**Document passage:**

-------------------------

According to investigators, one of the parents, who is the registered owner of the vehicle, admitted they had knowledge of an exhaust issue with the vehicle. The investigation into those circumstances, including how long that problem has existed and how those parts went missing, is ongoing.

“As far as the car’s condition, we are going to have to examine the car further, there are going to be more interviews and video to go through, so it’s still really early in the investigation,” said Sloan.

Sloan said this case is unusual and calls attention to a potentially bigger problem.

“I haven’t seen a case like this before where a car that was left in the open air had the potential to asphyxiate somebody inside, but that’s what we’re preliminarily finding,” he said.

“I mean obviously car exhaust can be dangerous in confined environments, but I had no idea that in an open-air environment, that this could happen and I think it’s important to draw attention to the fact that your car’s condition is important and to pay attention to your kids, not leave them in a car when it’s running or otherwise, they should be with you,” said Sloan.

He said he is grateful the children are alive and said the situation could have had a much more devastating outcome.

“It appears by all accounts, that the children were neglected, the car was in a bad state of repair and that fortunately we got there in time for these children’s lives to be saved because it could have been much, much worse,” said Sloan.

-------------------------

**Dataset entries:**
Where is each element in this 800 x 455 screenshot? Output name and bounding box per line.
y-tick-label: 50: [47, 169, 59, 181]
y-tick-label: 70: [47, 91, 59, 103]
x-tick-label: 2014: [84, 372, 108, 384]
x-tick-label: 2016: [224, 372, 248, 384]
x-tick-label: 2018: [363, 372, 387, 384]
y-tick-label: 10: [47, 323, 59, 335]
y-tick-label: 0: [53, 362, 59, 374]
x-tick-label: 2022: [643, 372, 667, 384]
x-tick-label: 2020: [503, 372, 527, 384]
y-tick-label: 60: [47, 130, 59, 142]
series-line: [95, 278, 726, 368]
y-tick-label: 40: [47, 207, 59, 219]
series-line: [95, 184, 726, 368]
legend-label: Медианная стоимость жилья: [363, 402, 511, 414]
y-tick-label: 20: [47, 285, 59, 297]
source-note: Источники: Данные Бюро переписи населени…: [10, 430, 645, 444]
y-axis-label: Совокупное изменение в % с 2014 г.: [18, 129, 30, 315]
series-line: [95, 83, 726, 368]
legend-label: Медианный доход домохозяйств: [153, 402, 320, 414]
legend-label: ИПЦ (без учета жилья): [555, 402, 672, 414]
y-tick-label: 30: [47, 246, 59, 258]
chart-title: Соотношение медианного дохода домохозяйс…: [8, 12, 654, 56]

-------------------------

**Problems to solve:**
(1) In the news passage about the car exhaust case, what three things does Sloan say still have to be done regarding the car's condition?
(2) In the news passage about the car exhaust case, can you give the stretch from "Sloan said this" through "more devastating outcome." again, swapping "car" for "vehicle"?

**List of solutions:**
(1) Examining the car further, conducting more interviews, and going through video.

(2)
Sloan said this case is unusual and calls attention to a potentially bigger problem.

“I haven’t seen a case like this before where a vehicle that was left in the open air had the potential to asphyxiate somebody inside, but that’s what we’re preliminarily finding,” he said.

“I mean obviously vehicle exhaust can be dangerous in confined environments, but I had no idea that in an open-air environment, that this could happen and I think it’s important to draw attention to the fact that your vehicle’s condition is important and to pay attention to your kids, not leave them in a vehicle when it’s running or otherwise, they should be with you,” said Sloan.

He said he is grateful the children are alive and said the situation could have had a much more devastating outcome.